━━ SUPPLIED RECORDS
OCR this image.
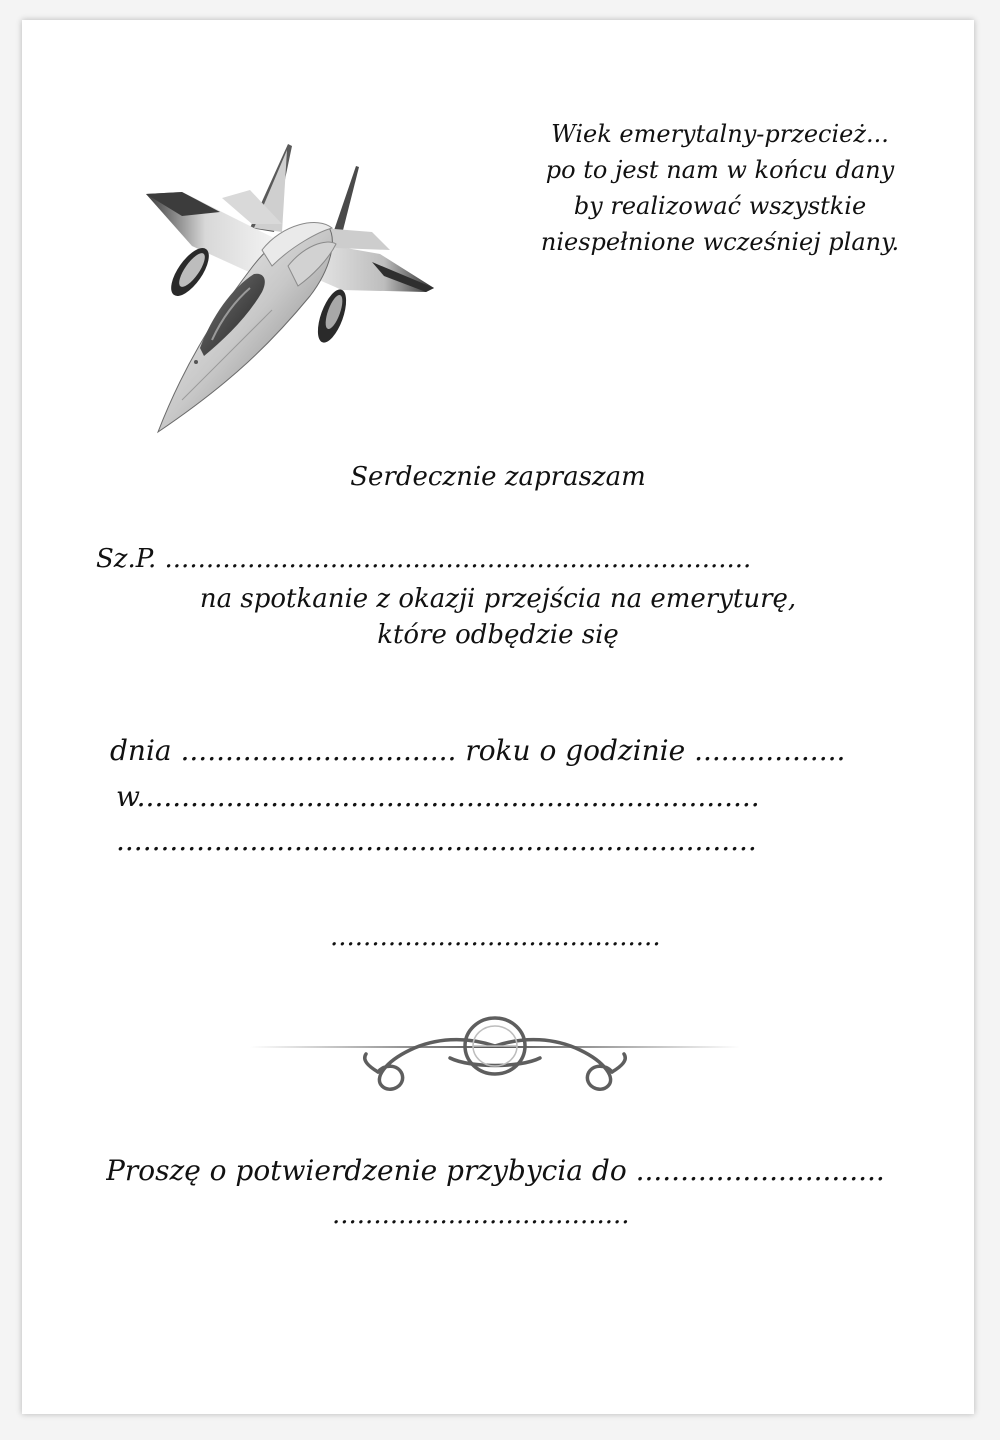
Wiek emerytalny-przecież...
po to jest nam w końcu dany
by realizować wszystkie
niespełnione wcześniej plany.
Serdecznie zapraszam
Sz.P. .......................................................................
na spotkanie z okazji przejścia na emeryturę,
które odbędzie się
dnia ............................... roku o godzinie .................
w......................................................................
........................................................................
........................................
Proszę o potwierdzenie przybycia do ............................
....................................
━━━━
Give every record again exactly, apart from the pictures, which stay out.

▶ _OUTPUT OF THE EXERCISE_
OCR this image.
Wiek emerytalny-przecież...
po to jest nam w końcu dany
by realizować wszystkie
niespełnione wcześniej plany.
Serdecznie zapraszam
Sz.P. .......................................................................
na spotkanie z okazji przejścia na emeryturę,
które odbędzie się
dnia ............................... roku o godzinie .................
w......................................................................
........................................................................
........................................
Proszę o potwierdzenie przybycia do ............................
....................................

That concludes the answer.